## PROBLEM
Copy the items word for word, beginning at the line that contains "temp-unit: C° xyxy=(662,51,675,62)" and ending after the line that contains "x-tick-label: 6 xyxy=(875,599,882,612)".

## DATASET
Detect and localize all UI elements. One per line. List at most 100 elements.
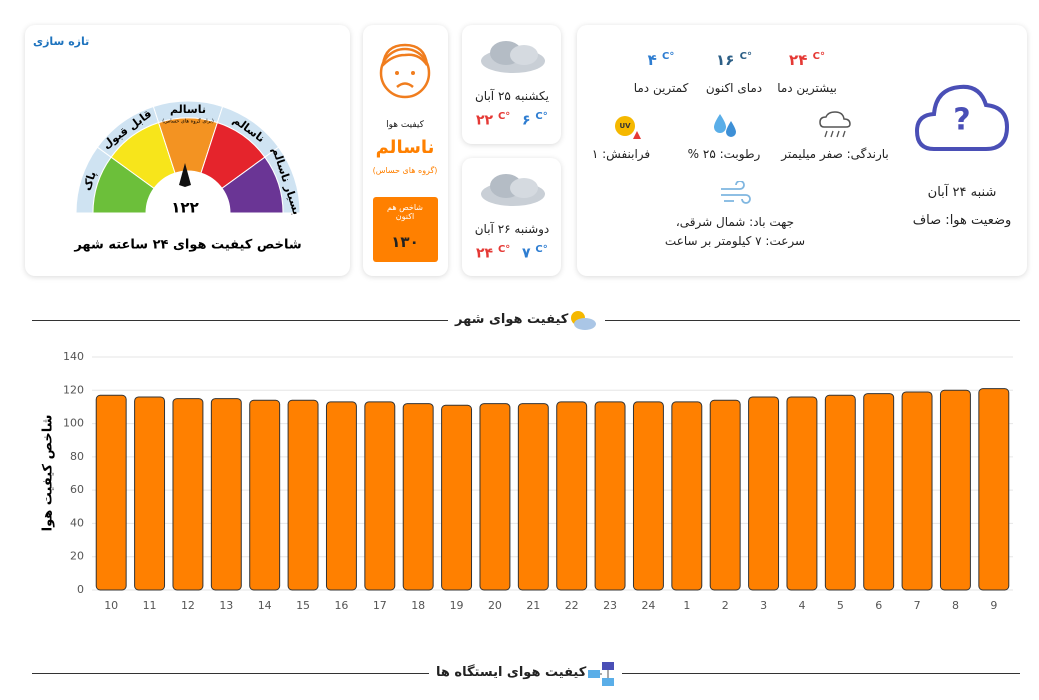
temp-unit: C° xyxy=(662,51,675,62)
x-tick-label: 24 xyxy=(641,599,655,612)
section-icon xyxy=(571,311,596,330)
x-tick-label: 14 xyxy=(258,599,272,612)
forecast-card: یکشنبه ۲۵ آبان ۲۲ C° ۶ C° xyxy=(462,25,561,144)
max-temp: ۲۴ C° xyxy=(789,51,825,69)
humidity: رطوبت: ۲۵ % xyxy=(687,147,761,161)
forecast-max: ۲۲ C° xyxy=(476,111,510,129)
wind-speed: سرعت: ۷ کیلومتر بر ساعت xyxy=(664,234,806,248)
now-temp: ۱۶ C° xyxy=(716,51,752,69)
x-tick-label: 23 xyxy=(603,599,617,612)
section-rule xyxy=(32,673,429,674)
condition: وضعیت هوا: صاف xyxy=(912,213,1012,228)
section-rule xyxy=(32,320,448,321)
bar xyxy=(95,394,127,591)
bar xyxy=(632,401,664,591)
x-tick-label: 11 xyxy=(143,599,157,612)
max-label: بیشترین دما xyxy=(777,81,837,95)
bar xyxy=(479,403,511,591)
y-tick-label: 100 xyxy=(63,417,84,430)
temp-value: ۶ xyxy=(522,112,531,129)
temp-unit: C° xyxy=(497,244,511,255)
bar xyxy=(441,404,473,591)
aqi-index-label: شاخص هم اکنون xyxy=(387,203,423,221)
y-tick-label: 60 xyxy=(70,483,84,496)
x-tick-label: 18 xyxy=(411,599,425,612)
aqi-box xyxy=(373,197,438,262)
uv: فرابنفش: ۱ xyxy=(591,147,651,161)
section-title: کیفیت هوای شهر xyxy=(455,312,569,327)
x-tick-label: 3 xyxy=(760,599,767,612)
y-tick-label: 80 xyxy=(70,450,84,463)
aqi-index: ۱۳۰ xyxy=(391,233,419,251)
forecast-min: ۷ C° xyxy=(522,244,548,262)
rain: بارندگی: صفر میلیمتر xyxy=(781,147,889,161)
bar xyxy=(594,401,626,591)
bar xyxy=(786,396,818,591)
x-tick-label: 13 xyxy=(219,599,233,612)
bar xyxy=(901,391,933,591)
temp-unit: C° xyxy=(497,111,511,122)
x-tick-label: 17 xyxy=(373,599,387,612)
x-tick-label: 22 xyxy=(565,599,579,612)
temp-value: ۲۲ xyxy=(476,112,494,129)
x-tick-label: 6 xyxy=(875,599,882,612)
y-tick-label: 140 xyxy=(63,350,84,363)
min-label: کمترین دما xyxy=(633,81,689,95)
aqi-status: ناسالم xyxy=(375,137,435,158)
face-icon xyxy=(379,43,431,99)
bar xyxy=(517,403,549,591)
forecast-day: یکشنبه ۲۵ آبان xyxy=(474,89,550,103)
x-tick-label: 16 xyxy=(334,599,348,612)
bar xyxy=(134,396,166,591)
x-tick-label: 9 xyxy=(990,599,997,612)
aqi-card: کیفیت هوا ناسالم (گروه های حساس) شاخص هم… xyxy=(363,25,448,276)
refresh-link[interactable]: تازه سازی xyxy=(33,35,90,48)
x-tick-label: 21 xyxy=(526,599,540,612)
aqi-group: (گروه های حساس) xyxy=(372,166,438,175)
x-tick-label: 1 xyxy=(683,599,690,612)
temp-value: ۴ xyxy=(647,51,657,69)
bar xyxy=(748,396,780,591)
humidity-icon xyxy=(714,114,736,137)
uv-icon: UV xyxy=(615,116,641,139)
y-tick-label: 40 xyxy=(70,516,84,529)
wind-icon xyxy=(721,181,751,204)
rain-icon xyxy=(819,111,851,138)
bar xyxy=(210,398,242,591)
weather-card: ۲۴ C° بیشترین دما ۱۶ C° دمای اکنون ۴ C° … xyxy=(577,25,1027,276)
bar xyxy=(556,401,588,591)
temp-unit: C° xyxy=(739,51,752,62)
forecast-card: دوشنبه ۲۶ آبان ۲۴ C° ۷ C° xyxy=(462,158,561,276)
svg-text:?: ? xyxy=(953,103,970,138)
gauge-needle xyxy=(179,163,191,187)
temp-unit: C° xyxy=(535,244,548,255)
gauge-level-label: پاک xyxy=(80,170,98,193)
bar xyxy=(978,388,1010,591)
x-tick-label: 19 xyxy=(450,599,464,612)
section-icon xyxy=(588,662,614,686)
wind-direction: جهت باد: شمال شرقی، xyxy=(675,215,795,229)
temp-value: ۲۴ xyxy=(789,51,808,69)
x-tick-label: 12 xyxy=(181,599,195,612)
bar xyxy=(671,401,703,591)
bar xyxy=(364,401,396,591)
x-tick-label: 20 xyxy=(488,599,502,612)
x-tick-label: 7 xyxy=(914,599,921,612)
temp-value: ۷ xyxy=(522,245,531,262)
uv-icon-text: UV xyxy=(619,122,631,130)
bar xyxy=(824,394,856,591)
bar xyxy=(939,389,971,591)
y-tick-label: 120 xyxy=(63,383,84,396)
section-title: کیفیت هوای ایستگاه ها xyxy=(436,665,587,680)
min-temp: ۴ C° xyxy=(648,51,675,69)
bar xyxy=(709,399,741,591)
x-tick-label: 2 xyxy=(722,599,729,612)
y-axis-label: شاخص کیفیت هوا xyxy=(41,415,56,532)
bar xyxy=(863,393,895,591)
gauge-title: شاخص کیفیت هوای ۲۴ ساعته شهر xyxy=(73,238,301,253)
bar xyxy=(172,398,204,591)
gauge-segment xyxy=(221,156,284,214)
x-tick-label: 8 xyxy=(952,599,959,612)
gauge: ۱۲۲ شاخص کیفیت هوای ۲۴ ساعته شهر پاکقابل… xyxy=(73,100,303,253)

## OUTPUT OF THE TASK
temp-unit: C° xyxy=(662,51,675,62)
x-tick-label: 24 xyxy=(641,599,655,612)
section-icon xyxy=(571,311,596,330)
x-tick-label: 14 xyxy=(258,599,272,612)
forecast-card: یکشنبه ۲۵ آبان ۲۲ C° ۶ C° xyxy=(462,25,561,144)
max-temp: ۲۴ C° xyxy=(789,51,825,69)
humidity: رطوبت: ۲۵ % xyxy=(687,147,761,161)
forecast-max: ۲۲ C° xyxy=(476,111,510,129)
wind-speed: سرعت: ۷ کیلومتر بر ساعت xyxy=(664,234,806,248)
now-temp: ۱۶ C° xyxy=(716,51,752,69)
x-tick-label: 23 xyxy=(603,599,617,612)
section-rule xyxy=(32,673,429,674)
condition: وضعیت هوا: صاف xyxy=(912,213,1012,228)
section-rule xyxy=(32,320,448,321)
bar xyxy=(95,394,127,591)
bar xyxy=(632,401,664,591)
x-tick-label: 11 xyxy=(143,599,157,612)
max-label: بیشترین دما xyxy=(777,81,837,95)
bar xyxy=(479,403,511,591)
y-tick-label: 100 xyxy=(63,417,84,430)
temp-value: ۶ xyxy=(522,112,531,129)
temp-unit: C° xyxy=(497,244,511,255)
bar xyxy=(441,404,473,591)
aqi-index-label: شاخص هم اکنون xyxy=(387,203,423,221)
y-tick-label: 60 xyxy=(70,483,84,496)
x-tick-label: 18 xyxy=(411,599,425,612)
aqi-box xyxy=(373,197,438,262)
uv: فرابنفش: ۱ xyxy=(591,147,651,161)
section-title: کیفیت هوای شهر xyxy=(455,312,569,327)
x-tick-label: 3 xyxy=(760,599,767,612)
y-tick-label: 80 xyxy=(70,450,84,463)
aqi-index: ۱۳۰ xyxy=(391,233,419,251)
forecast-min: ۷ C° xyxy=(522,244,548,262)
rain: بارندگی: صفر میلیمتر xyxy=(781,147,889,161)
bar xyxy=(594,401,626,591)
bar xyxy=(786,396,818,591)
x-tick-label: 13 xyxy=(219,599,233,612)
bar xyxy=(901,391,933,591)
temp-unit: C° xyxy=(497,111,511,122)
x-tick-label: 17 xyxy=(373,599,387,612)
x-tick-label: 22 xyxy=(565,599,579,612)
temp-value: ۲۲ xyxy=(476,112,494,129)
x-tick-label: 6 xyxy=(875,599,882,612)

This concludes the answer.